TASK OBJECTIVE –
Each record below should be given again exactly as it reads.

Data excerpts –
# # # # #

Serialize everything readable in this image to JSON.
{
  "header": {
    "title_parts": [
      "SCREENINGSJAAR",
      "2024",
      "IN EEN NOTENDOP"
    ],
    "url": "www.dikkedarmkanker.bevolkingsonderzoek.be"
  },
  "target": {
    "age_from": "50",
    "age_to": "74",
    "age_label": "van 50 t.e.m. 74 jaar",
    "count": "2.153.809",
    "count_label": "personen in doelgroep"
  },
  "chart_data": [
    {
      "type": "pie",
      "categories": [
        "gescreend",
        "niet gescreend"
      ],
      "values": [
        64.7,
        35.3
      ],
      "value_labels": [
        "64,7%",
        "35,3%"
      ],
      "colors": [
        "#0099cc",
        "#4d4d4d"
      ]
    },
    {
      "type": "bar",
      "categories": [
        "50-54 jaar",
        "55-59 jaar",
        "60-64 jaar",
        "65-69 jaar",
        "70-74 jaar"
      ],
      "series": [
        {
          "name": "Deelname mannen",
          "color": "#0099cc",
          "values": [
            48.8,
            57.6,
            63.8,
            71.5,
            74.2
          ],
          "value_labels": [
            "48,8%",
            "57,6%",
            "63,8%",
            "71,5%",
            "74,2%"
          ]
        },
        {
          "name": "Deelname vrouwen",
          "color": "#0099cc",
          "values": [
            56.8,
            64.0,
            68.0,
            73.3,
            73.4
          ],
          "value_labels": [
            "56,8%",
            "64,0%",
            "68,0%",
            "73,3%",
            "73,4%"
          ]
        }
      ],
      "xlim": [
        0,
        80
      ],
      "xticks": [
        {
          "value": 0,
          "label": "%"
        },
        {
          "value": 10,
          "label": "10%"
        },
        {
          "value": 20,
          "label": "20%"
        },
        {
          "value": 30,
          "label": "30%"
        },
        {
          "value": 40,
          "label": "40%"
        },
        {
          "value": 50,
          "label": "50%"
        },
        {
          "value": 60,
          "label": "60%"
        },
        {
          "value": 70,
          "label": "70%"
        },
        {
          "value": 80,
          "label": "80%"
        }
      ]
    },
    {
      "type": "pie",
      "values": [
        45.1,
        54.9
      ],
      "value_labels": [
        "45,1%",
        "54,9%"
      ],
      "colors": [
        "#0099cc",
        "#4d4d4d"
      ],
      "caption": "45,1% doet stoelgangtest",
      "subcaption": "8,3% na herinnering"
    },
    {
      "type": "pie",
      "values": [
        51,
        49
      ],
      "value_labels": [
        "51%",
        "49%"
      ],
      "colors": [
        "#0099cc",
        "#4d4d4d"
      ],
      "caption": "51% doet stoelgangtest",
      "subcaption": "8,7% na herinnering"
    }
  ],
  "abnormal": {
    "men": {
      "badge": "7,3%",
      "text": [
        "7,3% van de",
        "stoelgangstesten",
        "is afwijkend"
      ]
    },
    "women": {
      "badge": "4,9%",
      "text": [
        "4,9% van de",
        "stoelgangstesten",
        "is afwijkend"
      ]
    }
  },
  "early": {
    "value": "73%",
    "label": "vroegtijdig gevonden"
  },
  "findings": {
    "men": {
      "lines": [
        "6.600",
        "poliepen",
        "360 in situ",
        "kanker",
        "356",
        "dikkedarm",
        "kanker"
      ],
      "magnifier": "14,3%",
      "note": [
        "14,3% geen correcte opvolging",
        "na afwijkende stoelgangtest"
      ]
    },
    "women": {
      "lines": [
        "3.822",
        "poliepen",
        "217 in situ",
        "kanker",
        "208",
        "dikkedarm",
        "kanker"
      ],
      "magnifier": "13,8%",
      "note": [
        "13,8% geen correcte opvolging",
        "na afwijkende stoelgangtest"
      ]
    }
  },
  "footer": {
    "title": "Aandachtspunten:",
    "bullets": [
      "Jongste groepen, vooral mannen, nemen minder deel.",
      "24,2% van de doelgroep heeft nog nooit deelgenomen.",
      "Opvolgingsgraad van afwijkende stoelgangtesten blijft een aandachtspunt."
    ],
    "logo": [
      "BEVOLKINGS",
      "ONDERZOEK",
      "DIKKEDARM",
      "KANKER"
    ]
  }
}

# # # # #

WRITTEN SOLUTION –
Serialize everything readable in this image to JSON.
{
  "header": {
    "title_parts": [
      "SCREENINGSJAAR",
      "2024",
      "IN EEN NOTENDOP"
    ],
    "url": "www.dikkedarmkanker.bevolkingsonderzoek.be"
  },
  "target": {
    "age_from": "50",
    "age_to": "74",
    "age_label": "van 50 t.e.m. 74 jaar",
    "count": "2.153.809",
    "count_label": "personen in doelgroep"
  },
  "chart_data": [
    {
      "type": "pie",
      "categories": [
        "gescreend",
        "niet gescreend"
      ],
      "values": [
        64.7,
        35.3
      ],
      "value_labels": [
        "64,7%",
        "35,3%"
      ],
      "colors": [
        "#0099cc",
        "#4d4d4d"
      ]
    },
    {
      "type": "bar",
      "categories": [
        "50-54 jaar",
        "55-59 jaar",
        "60-64 jaar",
        "65-69 jaar",
        "70-74 jaar"
      ],
      "series": [
        {
          "name": "Deelname mannen",
          "color": "#0099cc",
          "values": [
            48.8,
            57.6,
            63.8,
            71.5,
            74.2
          ],
          "value_labels": [
            "48,8%",
            "57,6%",
            "63,8%",
            "71,5%",
            "74,2%"
          ]
        },
        {
          "name": "Deelname vrouwen",
          "color": "#0099cc",
          "values": [
            56.8,
            64.0,
            68.0,
            73.3,
            73.4
          ],
          "value_labels": [
            "56,8%",
            "64,0%",
            "68,0%",
            "73,3%",
            "73,4%"
          ]
        }
      ],
      "xlim": [
        0,
        80
      ],
      "xticks": [
        {
          "value": 0,
          "label": "%"
        },
        {
          "value": 10,
          "label": "10%"
        },
        {
          "value": 20,
          "label": "20%"
        },
        {
          "value": 30,
          "label": "30%"
        },
        {
          "value": 40,
          "label": "40%"
        },
        {
          "value": 50,
          "label": "50%"
        },
        {
          "value": 60,
          "label": "60%"
        },
        {
          "value": 70,
          "label": "70%"
        },
        {
          "value": 80,
          "label": "80%"
        }
      ]
    },
    {
      "type": "pie",
      "values": [
        45.1,
        54.9
      ],
      "value_labels": [
        "45,1%",
        "54,9%"
      ],
      "colors": [
        "#0099cc",
        "#4d4d4d"
      ],
      "caption": "45,1% doet stoelgangtest",
      "subcaption": "8,3% na herinnering"
    },
    {
      "type": "pie",
      "values": [
        51,
        49
      ],
      "value_labels": [
        "51%",
        "49%"
      ],
      "colors": [
        "#0099cc",
        "#4d4d4d"
      ],
      "caption": "51% doet stoelgangtest",
      "subcaption": "8,7% na herinnering"
    }
  ],
  "abnormal": {
    "men": {
      "badge": "7,3%",
      "text": [
        "7,3% van de",
        "stoelgangstesten",
        "is afwijkend"
      ]
    },
    "women": {
      "badge": "4,9%",
      "text": [
        "4,9% van de",
        "stoelgangstesten",
        "is afwijkend"
      ]
    }
  },
  "early": {
    "value": "73%",
    "label": "vroegtijdig gevonden"
  },
  "findings": {
    "men": {
      "lines": [
        "6.600",
        "poliepen",
        "360 in situ",
        "kanker",
        "356",
        "dikkedarm",
        "kanker"
      ],
      "magnifier": "14,3%",
      "note": [
        "14,3% geen correcte opvolging",
        "na afwijkende stoelgangtest"
      ]
    },
    "women": {
      "lines": [
        "3.822",
        "poliepen",
        "217 in situ",
        "kanker",
        "208",
        "dikkedarm",
        "kanker"
      ],
      "magnifier": "13,8%",
      "note": [
        "13,8% geen correcte opvolging",
        "na afwijkende stoelgangtest"
      ]
    }
  },
  "footer": {
    "title": "Aandachtspunten:",
    "bullets": [
      "Jongste groepen, vooral mannen, nemen minder deel.",
      "24,2% van de doelgroep heeft nog nooit deelgenomen.",
      "Opvolgingsgraad van afwijkende stoelgangtesten blijft een aandachtspunt."
    ],
    "logo": [
      "BEVOLKINGS",
      "ONDERZOEK",
      "DIKKEDARM",
      "KANKER"
    ]
  }
}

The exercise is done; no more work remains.